WHAT NEEDS TO BE DONE:
Scan the records and identify every line in which the string "primary" occurs, then return those lines.

Excerpts from a figure dataset:
════════════════════

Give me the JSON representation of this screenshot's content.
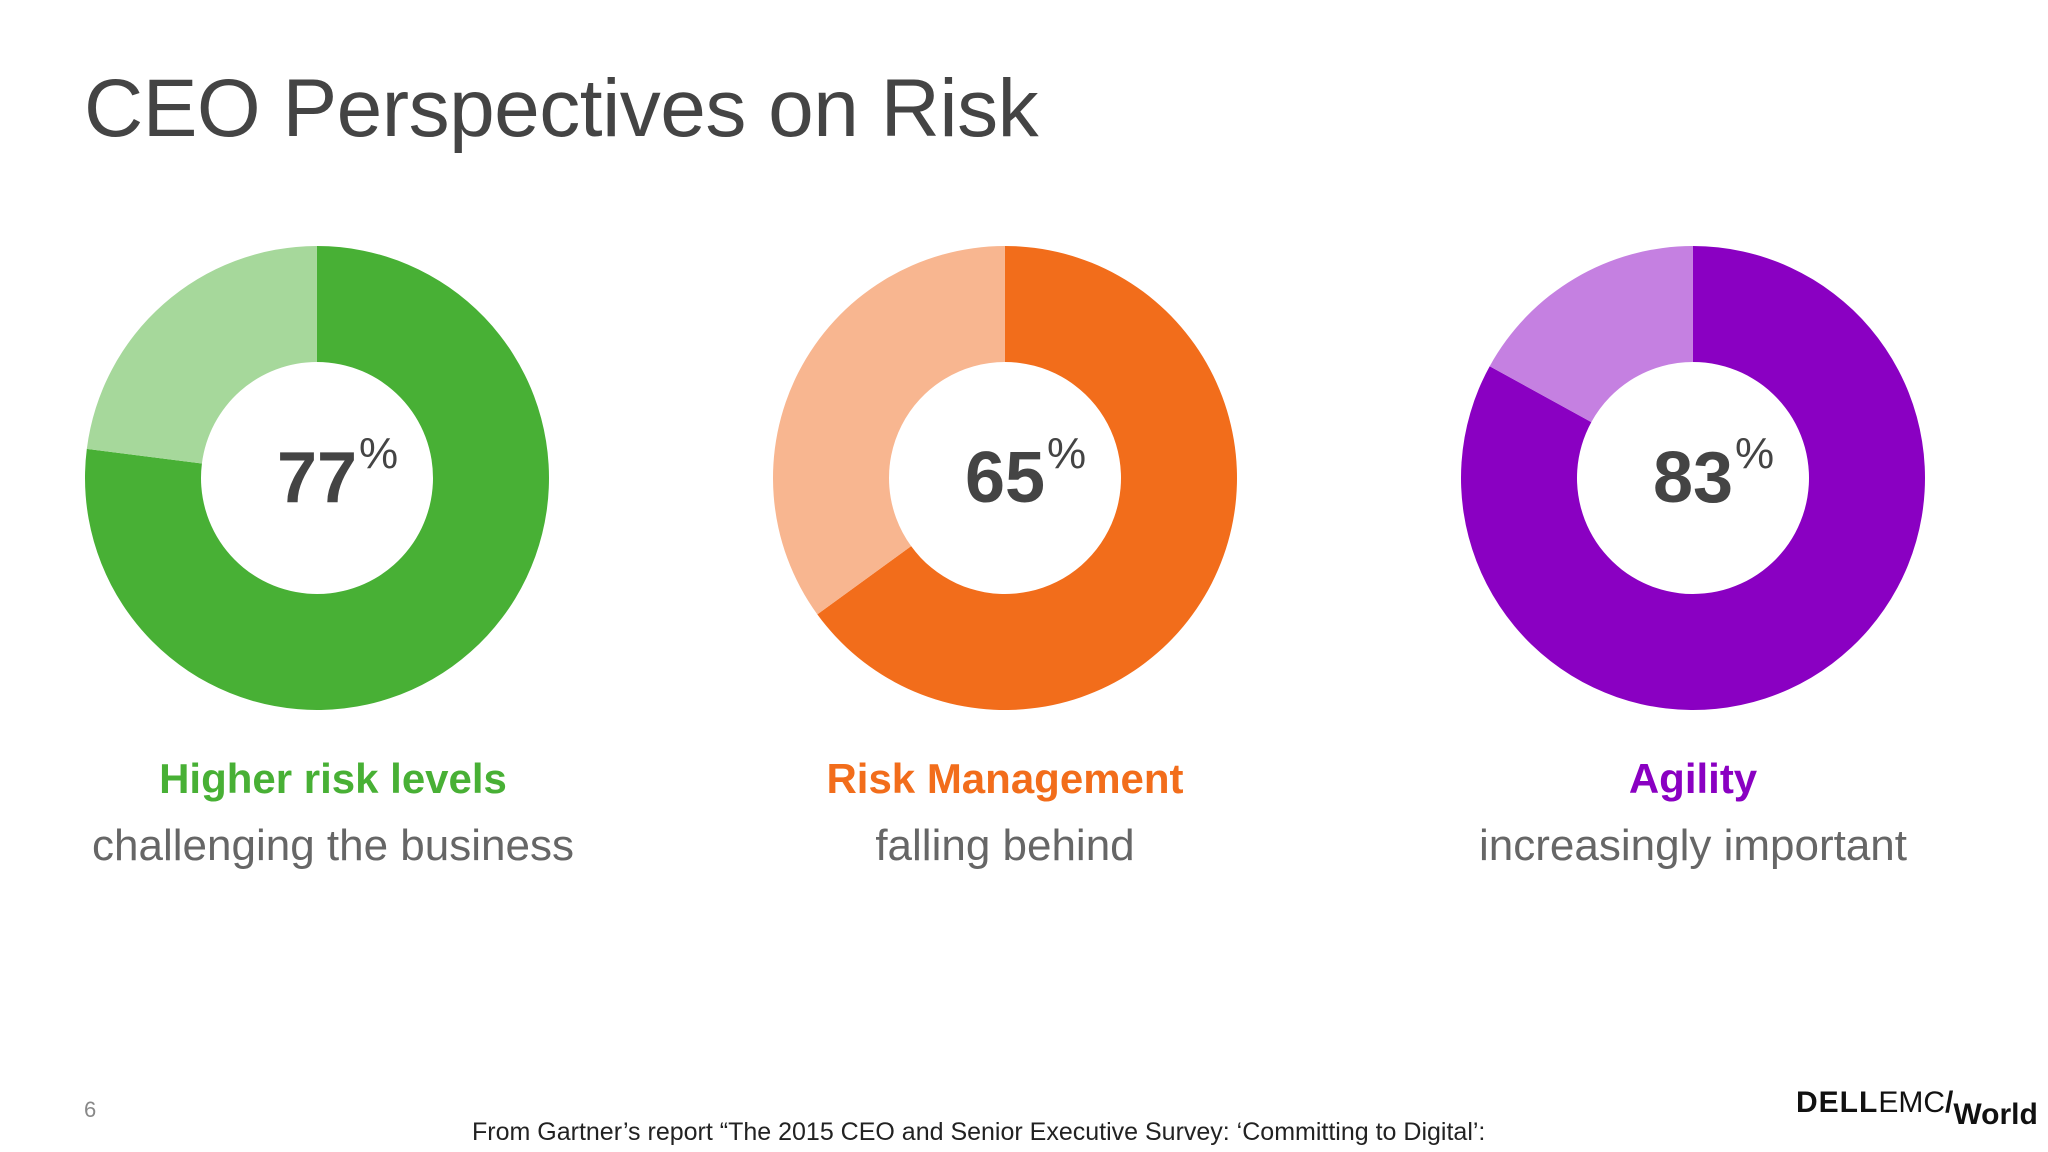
{
  "title": "CEO Perspectives  on Risk",
  "chart_data": [
    {
      "type": "pie",
      "donut": true,
      "value": 77,
      "value_label": "77",
      "percent_sign": "%",
      "label": "Higher risk levels",
      "sublabel": "challenging  the business",
      "colors": {
        "primary": "#48b035",
        "remainder": "#a6d89b",
        "label": "#48b035"
      }
    },
    {
      "type": "pie",
      "donut": true,
      "value": 65,
      "value_label": "65",
      "percent_sign": "%",
      "label": "Risk Management",
      "sublabel": "falling behind",
      "colors": {
        "primary": "#f26d1b",
        "remainder": "#f8b690",
        "label": "#f26d1b"
      }
    },
    {
      "type": "pie",
      "donut": true,
      "value": 83,
      "value_label": "83",
      "percent_sign": "%",
      "label": "Agility",
      "sublabel": "increasingly  important",
      "colors": {
        "primary": "#8a00c2",
        "remainder": "#c580e1",
        "label": "#8a00c2"
      }
    }
  ],
  "footer": {
    "page_number": "6",
    "source": "From Gartner’s report “The 2015  CEO and Senior Executive  Survey:  ‘Committing to Digital’:",
    "logo": {
      "brand": "DELL",
      "product": "EMC",
      "slash": "/",
      "event": "World"
    }
  }
}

════════════════════

TASK OUTPUT:
        "primary": "#48b035",
        "primary": "#f26d1b",
        "primary": "#8a00c2",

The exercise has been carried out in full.